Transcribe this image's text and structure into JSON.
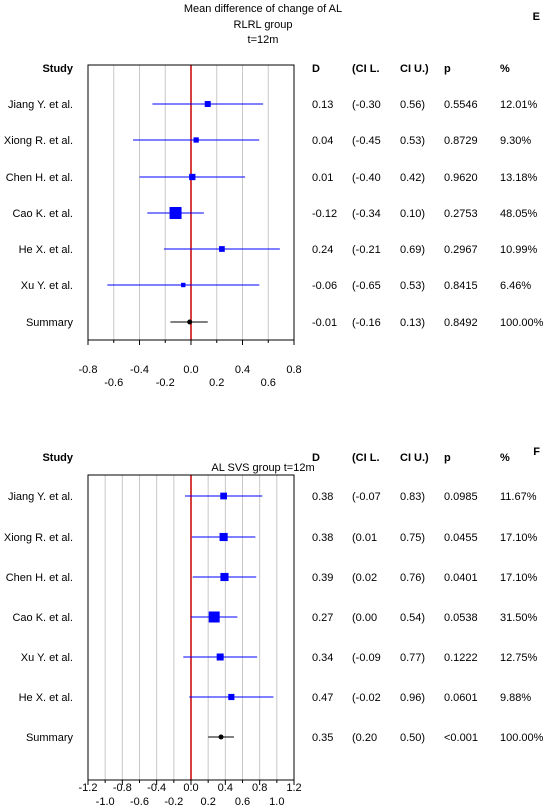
{
  "panels": [
    {
      "letter": "E",
      "title": [
        "Mean difference of change of AL",
        "RLRL group",
        "t=12m"
      ],
      "headers": {
        "study": "Study",
        "d": "D",
        "cil": "(CI L.",
        "ciu": "CI U.)",
        "p": "p",
        "w": "%"
      },
      "rows": [
        {
          "study": "Jiang Y. et al.",
          "d": "0.13",
          "cil": "(-0.30",
          "ciu": "0.56)",
          "p": "0.5546",
          "w": "12.01%"
        },
        {
          "study": "Xiong R. et al.",
          "d": "0.04",
          "cil": "(-0.45",
          "ciu": "0.53)",
          "p": "0.8729",
          "w": "9.30%"
        },
        {
          "study": "Chen H. et al.",
          "d": "0.01",
          "cil": "(-0.40",
          "ciu": "0.42)",
          "p": "0.9620",
          "w": "13.18%"
        },
        {
          "study": "Cao K. et al.",
          "d": "-0.12",
          "cil": "(-0.34",
          "ciu": "0.10)",
          "p": "0.2753",
          "w": "48.05%"
        },
        {
          "study": "He X. et al.",
          "d": "0.24",
          "cil": "(-0.21",
          "ciu": "0.69)",
          "p": "0.2967",
          "w": "10.99%"
        },
        {
          "study": "Xu Y. et al.",
          "d": "-0.06",
          "cil": "(-0.65",
          "ciu": "0.53)",
          "p": "0.8415",
          "w": "6.46%"
        },
        {
          "study": "Summary",
          "d": "-0.01",
          "cil": "(-0.16",
          "ciu": "0.13)",
          "p": "0.8492",
          "w": "100.00%"
        }
      ],
      "xticks_top": [
        "-0.8",
        "-0.4",
        "0.0",
        "0.4",
        "0.8"
      ],
      "xticks_bottom": [
        "-0.6",
        "-0.2",
        "0.2",
        "0.6"
      ]
    },
    {
      "letter": "F",
      "title": [
        "AL SVS group t=12m"
      ],
      "headers": {
        "study": "Study",
        "d": "D",
        "cil": "(CI L.",
        "ciu": "CI U.)",
        "p": "p",
        "w": "%"
      },
      "rows": [
        {
          "study": "Jiang Y. et al.",
          "d": "0.38",
          "cil": "(-0.07",
          "ciu": "0.83)",
          "p": "0.0985",
          "w": "11.67%"
        },
        {
          "study": "Xiong R. et al.",
          "d": "0.38",
          "cil": "(0.01",
          "ciu": "0.75)",
          "p": "0.0455",
          "w": "17.10%"
        },
        {
          "study": "Chen H. et al.",
          "d": "0.39",
          "cil": "(0.02",
          "ciu": "0.76)",
          "p": "0.0401",
          "w": "17.10%"
        },
        {
          "study": "Cao K. et al.",
          "d": "0.27",
          "cil": "(0.00",
          "ciu": "0.54)",
          "p": "0.0538",
          "w": "31.50%"
        },
        {
          "study": "Xu Y. et al.",
          "d": "0.34",
          "cil": "(-0.09",
          "ciu": "0.77)",
          "p": "0.1222",
          "w": "12.75%"
        },
        {
          "study": "He X. et al.",
          "d": "0.47",
          "cil": "(-0.02",
          "ciu": "0.96)",
          "p": "0.0601",
          "w": "9.88%"
        },
        {
          "study": "Summary",
          "d": "0.35",
          "cil": "(0.20",
          "ciu": "0.50)",
          "p": "<0.001",
          "w": "100.00%"
        }
      ],
      "xticks_top": [
        "-1.2",
        "-0.8",
        "-0.4",
        "0.0",
        "0.4",
        "0.8",
        "1.2"
      ],
      "xticks_bottom": [
        "-1.0",
        "-0.6",
        "-0.2",
        "0.2",
        "0.6",
        "1.0"
      ]
    }
  ],
  "chart_data": [
    {
      "type": "forest",
      "xlim": [
        -0.8,
        0.8
      ],
      "studies": [
        "Jiang Y. et al.",
        "Xiong R. et al.",
        "Chen H. et al.",
        "Cao K. et al.",
        "He X. et al.",
        "Xu Y. et al.",
        "Summary"
      ],
      "d": [
        0.13,
        0.04,
        0.01,
        -0.12,
        0.24,
        -0.06,
        -0.01
      ],
      "ci_low": [
        -0.3,
        -0.45,
        -0.4,
        -0.34,
        -0.21,
        -0.65,
        -0.16
      ],
      "ci_high": [
        0.56,
        0.53,
        0.42,
        0.1,
        0.69,
        0.53,
        0.13
      ],
      "weight": [
        12.01,
        9.3,
        13.18,
        48.05,
        10.99,
        6.46,
        100.0
      ]
    },
    {
      "type": "forest",
      "xlim": [
        -1.2,
        1.2
      ],
      "studies": [
        "Jiang Y. et al.",
        "Xiong R. et al.",
        "Chen H. et al.",
        "Cao K. et al.",
        "Xu Y. et al.",
        "He X. et al.",
        "Summary"
      ],
      "d": [
        0.38,
        0.38,
        0.39,
        0.27,
        0.34,
        0.47,
        0.35
      ],
      "ci_low": [
        -0.07,
        0.01,
        0.02,
        0.0,
        -0.09,
        -0.02,
        0.2
      ],
      "ci_high": [
        0.83,
        0.75,
        0.76,
        0.54,
        0.77,
        0.96,
        0.5
      ],
      "weight": [
        11.67,
        17.1,
        17.1,
        31.5,
        12.75,
        9.88,
        100.0
      ]
    }
  ],
  "colors": {
    "ci": "#0000ff",
    "summary": "#000000",
    "zero_line": "#cc0000",
    "grid": "#c8c8c8"
  }
}
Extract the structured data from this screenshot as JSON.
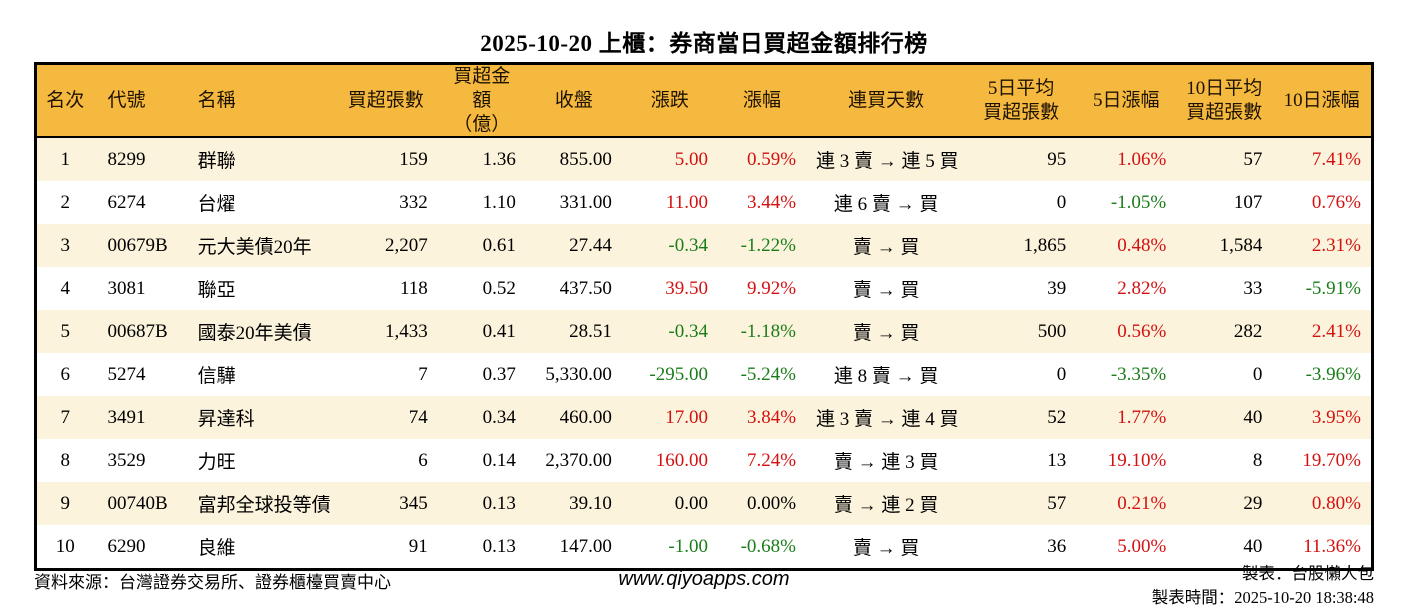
{
  "title": "2025-10-20 上櫃：券商當日買超金額排行榜",
  "colors": {
    "up": "#d41111",
    "down": "#1a7d1a",
    "flat": "#000000",
    "header_bg": "#f6b93f",
    "row_alt_bg": "#fcf3dc",
    "border": "#000000"
  },
  "chart_data": {
    "type": "table",
    "title": "2025-10-20 上櫃：券商當日買超金額排行榜",
    "columns": [
      "名次",
      "代號",
      "名稱",
      "買超張數",
      "買超金額\n（億）",
      "收盤",
      "漲跌",
      "漲幅",
      "連買天數",
      "5日平均\n買超張數",
      "5日漲幅",
      "10日平均\n買超張數",
      "10日漲幅"
    ],
    "rows": [
      [
        "1",
        "8299",
        "群聯",
        "159",
        "1.36",
        "855.00",
        "5.00",
        "0.59%",
        "連 3 賣 → 連 5 買",
        "95",
        "1.06%",
        "57",
        "7.41%"
      ],
      [
        "2",
        "6274",
        "台燿",
        "332",
        "1.10",
        "331.00",
        "11.00",
        "3.44%",
        "連 6 賣 → 買",
        "0",
        "-1.05%",
        "107",
        "0.76%"
      ],
      [
        "3",
        "00679B",
        "元大美債20年",
        "2,207",
        "0.61",
        "27.44",
        "-0.34",
        "-1.22%",
        "賣 → 買",
        "1,865",
        "0.48%",
        "1,584",
        "2.31%"
      ],
      [
        "4",
        "3081",
        "聯亞",
        "118",
        "0.52",
        "437.50",
        "39.50",
        "9.92%",
        "賣 → 買",
        "39",
        "2.82%",
        "33",
        "-5.91%"
      ],
      [
        "5",
        "00687B",
        "國泰20年美債",
        "1,433",
        "0.41",
        "28.51",
        "-0.34",
        "-1.18%",
        "賣 → 買",
        "500",
        "0.56%",
        "282",
        "2.41%"
      ],
      [
        "6",
        "5274",
        "信驊",
        "7",
        "0.37",
        "5,330.00",
        "-295.00",
        "-5.24%",
        "連 8 賣 → 買",
        "0",
        "-3.35%",
        "0",
        "-3.96%"
      ],
      [
        "7",
        "3491",
        "昇達科",
        "74",
        "0.34",
        "460.00",
        "17.00",
        "3.84%",
        "連 3 賣 → 連 4 買",
        "52",
        "1.77%",
        "40",
        "3.95%"
      ],
      [
        "8",
        "3529",
        "力旺",
        "6",
        "0.14",
        "2,370.00",
        "160.00",
        "7.24%",
        "賣 → 連 3 買",
        "13",
        "19.10%",
        "8",
        "19.70%"
      ],
      [
        "9",
        "00740B",
        "富邦全球投等債",
        "345",
        "0.13",
        "39.10",
        "0.00",
        "0.00%",
        "賣 → 連 2 買",
        "57",
        "0.21%",
        "29",
        "0.80%"
      ],
      [
        "10",
        "6290",
        "良維",
        "91",
        "0.13",
        "147.00",
        "-1.00",
        "-0.68%",
        "賣 → 買",
        "36",
        "5.00%",
        "40",
        "11.36%"
      ]
    ]
  },
  "footer": {
    "source": "資料來源：台灣證券交易所、證券櫃檯買賣中心",
    "site": "www.qiyoapps.com",
    "made_by": "製表：台股懶人包",
    "made_time": "製表時間：2025-10-20 18:38:48"
  }
}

---------------

Look back over the material above and state how many lines hold the word "JSON". Write the number and nothing else.

2